▶ [What to produce]: Give the count of lines in the data that include the string "style", with no added remarks.

Rows from a figure dataset:
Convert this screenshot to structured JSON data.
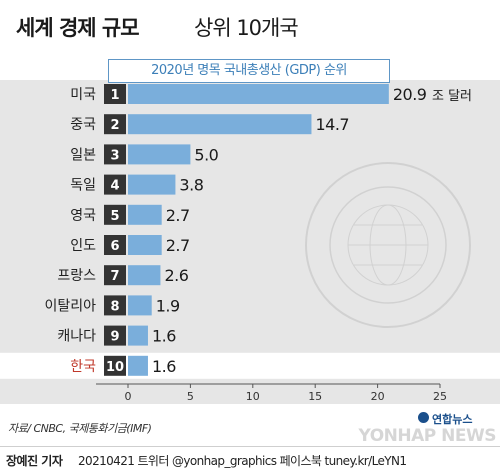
{
  "header": {
    "title_main": "세계 경제 규모",
    "title_sub": "상위 10개국",
    "subtitle": "2020년 명목 국내총생산 (GDP) 순위"
  },
  "chart_data": {
    "type": "bar",
    "orientation": "horizontal",
    "categories": [
      "미국",
      "중국",
      "일본",
      "독일",
      "영국",
      "인도",
      "프랑스",
      "이탈리아",
      "캐나다",
      "한국"
    ],
    "ranks": [
      "1",
      "2",
      "3",
      "4",
      "5",
      "6",
      "7",
      "8",
      "9",
      "10"
    ],
    "values": [
      20.9,
      14.7,
      5.0,
      3.8,
      2.7,
      2.7,
      2.6,
      1.9,
      1.6,
      1.6
    ],
    "value_labels": [
      "20.9",
      "14.7",
      "5.0",
      "3.8",
      "2.7",
      "2.7",
      "2.6",
      "1.9",
      "1.6",
      "1.6"
    ],
    "unit_label": "조 달러",
    "xlim": [
      0,
      25
    ],
    "xticks": [
      0,
      5,
      10,
      15,
      20,
      25
    ],
    "xtick_labels": [
      "0",
      "5",
      "10",
      "15",
      "20",
      "25"
    ],
    "grid": false,
    "highlight_category": "한국",
    "colors": {
      "bar": "#7aaedb",
      "rank_box": "#333333",
      "rank_text": "#ffffff",
      "highlight_label": "#c0392b",
      "highlight_row_bg": "#ffffff",
      "panel_bg": "#e6e6e6",
      "axis": "#555555"
    }
  },
  "footer": {
    "source": "자료/ CNBC, 국제통화기금(IMF)",
    "author": "장예진 기자",
    "info": "20210421 트위터 @yonhap_graphics  페이스북 tuney.kr/LeYN1",
    "logo_korean": "연합뉴스",
    "logo_english": "YONHAP NEWS"
  },
  "decor": {
    "watermark_icon": "imf-seal-watermark-icon"
  }
}
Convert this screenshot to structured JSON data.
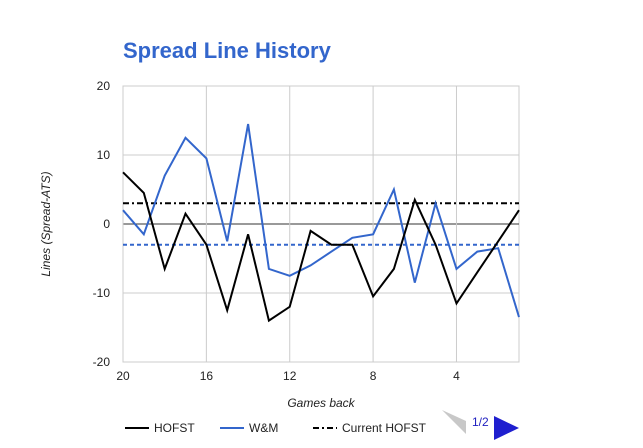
{
  "chart_data": {
    "type": "line",
    "title": "Spread Line History",
    "xlabel": "Games back",
    "ylabel": "Lines (Spread-ATS)",
    "xlim": [
      20,
      1
    ],
    "ylim": [
      -20,
      20
    ],
    "x_ticks": [
      20,
      16,
      12,
      8,
      4
    ],
    "y_ticks": [
      20,
      10,
      0,
      -10,
      -20
    ],
    "grid": true,
    "legend_position": "bottom",
    "x": [
      20,
      19,
      18,
      17,
      16,
      15,
      14,
      13,
      12,
      11,
      10,
      9,
      8,
      7,
      6,
      5,
      4,
      3,
      2,
      1
    ],
    "series": [
      {
        "name": "HOFST",
        "color": "#000000",
        "style": "solid",
        "values": [
          7.5,
          4.5,
          -6.5,
          1.5,
          -3,
          -12.5,
          -1.5,
          -14,
          -12,
          -1,
          -3,
          -3,
          -10.5,
          -6.5,
          3.5,
          -3,
          -11.5,
          -7,
          -2.5,
          2
        ]
      },
      {
        "name": "W&M",
        "color": "#3366cc",
        "style": "solid",
        "values": [
          2,
          -1.5,
          7,
          12.5,
          9.5,
          -2.5,
          14.5,
          -6.5,
          -7.5,
          -6,
          -4,
          -2,
          -1.5,
          5,
          -8.5,
          3,
          -6.5,
          -4,
          -3.5,
          -13.5
        ]
      },
      {
        "name": "Current HOFST",
        "color": "#000000",
        "style": "dash-dot",
        "values": [
          3,
          3,
          3,
          3,
          3,
          3,
          3,
          3,
          3,
          3,
          3,
          3,
          3,
          3,
          3,
          3,
          3,
          3,
          3,
          3
        ]
      },
      {
        "color": "#3366cc",
        "style": "dashed",
        "values": [
          -3,
          -3,
          -3,
          -3,
          -3,
          -3,
          -3,
          -3,
          -3,
          -3,
          -3,
          -3,
          -3,
          -3,
          -3,
          -3,
          -3,
          -3,
          -3,
          -3
        ]
      }
    ]
  },
  "pager": {
    "label": "1/2"
  }
}
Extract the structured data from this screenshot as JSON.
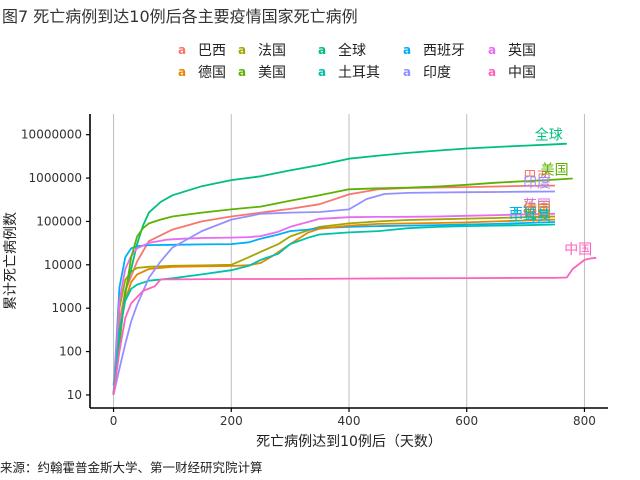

▶ [Full answer]: 4